┌─ Excerpt provided

It was not possible for us to analyse all the genes associated with hearing loss, so we focussed on the most common genetic causes of deafness: the connexin 26 gene (Cx26, GJB2), the pendrin gene (SLC26A4), and a change in the mitochondrial DNA, the A1555G mutation. We also investigated a common environmental cause of hearing loss: cytomegalovirus (CMV) infection.

The tests were done on blood spots (Guthrie cards) collected shortly after birth. We screened blood spots from 368 children and found:

49 children had two known connexin 26 gene mutations
35 children had one known connexin 26 gene mutation
1 child had a change in connexin 26 gene of unknown consequence
7 children had two known pendrin gene mutations
19 carried one known pendrin gene mutation
3 children had single changes in the pendrin gene of unknown consequences
1 child was positive for the mitochondrial DNA A1555G mutation
CMV DNA was detected in 28 of 368 children

The results show that mutations in the connexin 26 and pendrin genes, as well as congenital CMV infection, are relatively frequent causes of hearing loss in Australian children. These results are similar to those found in similar studies overseas. However, the A1555G mitochondrial DNA was only detected in one child and does not appear to be common in the general Australian population.

└─
┌─ Stored data

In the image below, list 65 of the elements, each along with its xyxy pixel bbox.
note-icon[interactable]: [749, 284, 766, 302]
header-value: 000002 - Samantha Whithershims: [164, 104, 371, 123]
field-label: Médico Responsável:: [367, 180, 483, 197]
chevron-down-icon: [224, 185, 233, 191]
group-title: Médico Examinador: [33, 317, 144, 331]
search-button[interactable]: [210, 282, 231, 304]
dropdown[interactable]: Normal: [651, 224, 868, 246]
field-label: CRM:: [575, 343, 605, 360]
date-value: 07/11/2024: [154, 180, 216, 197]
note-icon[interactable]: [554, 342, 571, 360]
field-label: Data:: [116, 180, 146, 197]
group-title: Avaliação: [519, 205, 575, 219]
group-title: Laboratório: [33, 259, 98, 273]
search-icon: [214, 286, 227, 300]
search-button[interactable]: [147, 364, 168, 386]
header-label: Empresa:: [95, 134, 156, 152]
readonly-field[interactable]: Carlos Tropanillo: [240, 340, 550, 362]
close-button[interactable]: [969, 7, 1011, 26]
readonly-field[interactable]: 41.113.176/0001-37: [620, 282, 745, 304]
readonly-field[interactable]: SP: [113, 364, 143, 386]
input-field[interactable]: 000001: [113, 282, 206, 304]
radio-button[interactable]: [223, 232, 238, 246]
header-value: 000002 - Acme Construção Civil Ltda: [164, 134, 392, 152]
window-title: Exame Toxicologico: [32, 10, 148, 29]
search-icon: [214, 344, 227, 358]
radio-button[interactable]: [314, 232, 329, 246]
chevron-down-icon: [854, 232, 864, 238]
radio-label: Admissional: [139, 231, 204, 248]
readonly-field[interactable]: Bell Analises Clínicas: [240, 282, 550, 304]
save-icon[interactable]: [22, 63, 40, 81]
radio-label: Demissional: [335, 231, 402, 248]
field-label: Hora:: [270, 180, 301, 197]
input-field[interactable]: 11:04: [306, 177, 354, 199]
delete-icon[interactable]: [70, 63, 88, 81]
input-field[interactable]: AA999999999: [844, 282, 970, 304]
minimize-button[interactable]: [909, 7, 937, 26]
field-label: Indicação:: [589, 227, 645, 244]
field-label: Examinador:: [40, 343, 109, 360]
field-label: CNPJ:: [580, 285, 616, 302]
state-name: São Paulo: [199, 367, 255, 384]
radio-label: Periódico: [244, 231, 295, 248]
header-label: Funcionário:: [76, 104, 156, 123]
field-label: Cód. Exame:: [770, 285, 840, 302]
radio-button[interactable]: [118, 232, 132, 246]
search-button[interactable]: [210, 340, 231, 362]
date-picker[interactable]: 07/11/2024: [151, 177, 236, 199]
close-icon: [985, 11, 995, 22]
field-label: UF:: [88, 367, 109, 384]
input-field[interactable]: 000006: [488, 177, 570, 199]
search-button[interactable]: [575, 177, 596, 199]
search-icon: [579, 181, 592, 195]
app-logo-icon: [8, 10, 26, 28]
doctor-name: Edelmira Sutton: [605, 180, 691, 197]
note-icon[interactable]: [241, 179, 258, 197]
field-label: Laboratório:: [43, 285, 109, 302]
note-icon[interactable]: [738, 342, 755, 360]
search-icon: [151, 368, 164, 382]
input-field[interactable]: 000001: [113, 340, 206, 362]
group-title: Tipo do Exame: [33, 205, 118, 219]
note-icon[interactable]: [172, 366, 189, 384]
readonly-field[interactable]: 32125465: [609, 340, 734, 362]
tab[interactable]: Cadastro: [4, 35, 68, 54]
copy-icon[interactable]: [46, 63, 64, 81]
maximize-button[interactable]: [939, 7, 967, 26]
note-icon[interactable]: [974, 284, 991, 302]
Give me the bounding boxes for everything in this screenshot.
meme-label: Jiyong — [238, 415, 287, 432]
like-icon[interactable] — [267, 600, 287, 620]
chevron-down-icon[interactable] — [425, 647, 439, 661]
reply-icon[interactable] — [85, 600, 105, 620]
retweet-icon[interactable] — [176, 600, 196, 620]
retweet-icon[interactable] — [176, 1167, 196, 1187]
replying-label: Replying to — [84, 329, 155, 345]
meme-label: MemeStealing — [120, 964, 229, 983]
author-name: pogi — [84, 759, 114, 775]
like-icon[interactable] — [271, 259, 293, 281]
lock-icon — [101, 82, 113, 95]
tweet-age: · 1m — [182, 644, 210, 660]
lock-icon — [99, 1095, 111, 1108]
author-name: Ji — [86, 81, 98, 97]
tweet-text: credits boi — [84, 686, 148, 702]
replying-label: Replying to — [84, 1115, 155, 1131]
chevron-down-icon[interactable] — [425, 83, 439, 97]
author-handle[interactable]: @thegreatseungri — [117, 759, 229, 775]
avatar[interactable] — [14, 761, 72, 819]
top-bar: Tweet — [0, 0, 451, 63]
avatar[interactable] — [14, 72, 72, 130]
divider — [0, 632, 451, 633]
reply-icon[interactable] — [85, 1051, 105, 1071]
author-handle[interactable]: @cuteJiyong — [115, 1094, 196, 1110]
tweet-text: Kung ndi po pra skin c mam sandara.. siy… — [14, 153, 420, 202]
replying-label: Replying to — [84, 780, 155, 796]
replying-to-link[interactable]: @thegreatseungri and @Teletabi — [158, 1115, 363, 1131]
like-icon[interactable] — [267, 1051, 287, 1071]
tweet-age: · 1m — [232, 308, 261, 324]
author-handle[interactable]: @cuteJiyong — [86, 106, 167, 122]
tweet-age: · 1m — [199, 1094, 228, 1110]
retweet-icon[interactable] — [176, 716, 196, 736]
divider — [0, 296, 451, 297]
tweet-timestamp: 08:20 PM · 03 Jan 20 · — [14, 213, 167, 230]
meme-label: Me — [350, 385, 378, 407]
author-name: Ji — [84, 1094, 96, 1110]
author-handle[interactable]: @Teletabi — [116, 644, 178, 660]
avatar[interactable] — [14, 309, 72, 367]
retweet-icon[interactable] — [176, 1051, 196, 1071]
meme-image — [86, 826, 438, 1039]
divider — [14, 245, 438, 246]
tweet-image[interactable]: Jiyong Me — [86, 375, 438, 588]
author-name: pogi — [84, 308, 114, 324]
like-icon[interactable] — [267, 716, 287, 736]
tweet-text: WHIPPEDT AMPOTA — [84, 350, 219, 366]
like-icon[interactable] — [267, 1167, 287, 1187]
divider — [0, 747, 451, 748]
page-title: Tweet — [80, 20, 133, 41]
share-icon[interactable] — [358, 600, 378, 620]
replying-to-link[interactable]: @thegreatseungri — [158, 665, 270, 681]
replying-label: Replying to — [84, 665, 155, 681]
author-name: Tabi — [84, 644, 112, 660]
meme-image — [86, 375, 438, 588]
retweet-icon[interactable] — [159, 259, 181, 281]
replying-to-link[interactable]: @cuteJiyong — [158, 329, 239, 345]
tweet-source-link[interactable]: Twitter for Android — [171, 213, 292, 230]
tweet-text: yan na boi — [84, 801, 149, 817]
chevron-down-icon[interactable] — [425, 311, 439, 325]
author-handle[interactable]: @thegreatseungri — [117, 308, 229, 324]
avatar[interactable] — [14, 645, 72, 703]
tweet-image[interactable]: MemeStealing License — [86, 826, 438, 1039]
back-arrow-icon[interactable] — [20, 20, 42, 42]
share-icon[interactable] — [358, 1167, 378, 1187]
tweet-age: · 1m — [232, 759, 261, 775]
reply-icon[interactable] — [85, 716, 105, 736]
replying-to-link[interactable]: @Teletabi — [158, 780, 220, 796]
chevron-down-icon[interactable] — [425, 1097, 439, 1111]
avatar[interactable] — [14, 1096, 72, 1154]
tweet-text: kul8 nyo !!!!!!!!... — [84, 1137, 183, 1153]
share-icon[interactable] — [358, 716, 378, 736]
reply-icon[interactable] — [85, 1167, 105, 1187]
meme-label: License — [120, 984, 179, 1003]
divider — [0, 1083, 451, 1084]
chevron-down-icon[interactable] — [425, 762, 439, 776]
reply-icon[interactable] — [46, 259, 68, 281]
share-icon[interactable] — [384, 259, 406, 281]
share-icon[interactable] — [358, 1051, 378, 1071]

└─

=== Work required ===
According to the excerpt provided, in how many of the 368 screened children was CMV DNA detected? Rely only on the excerpt provided.

=== Your solution ===
28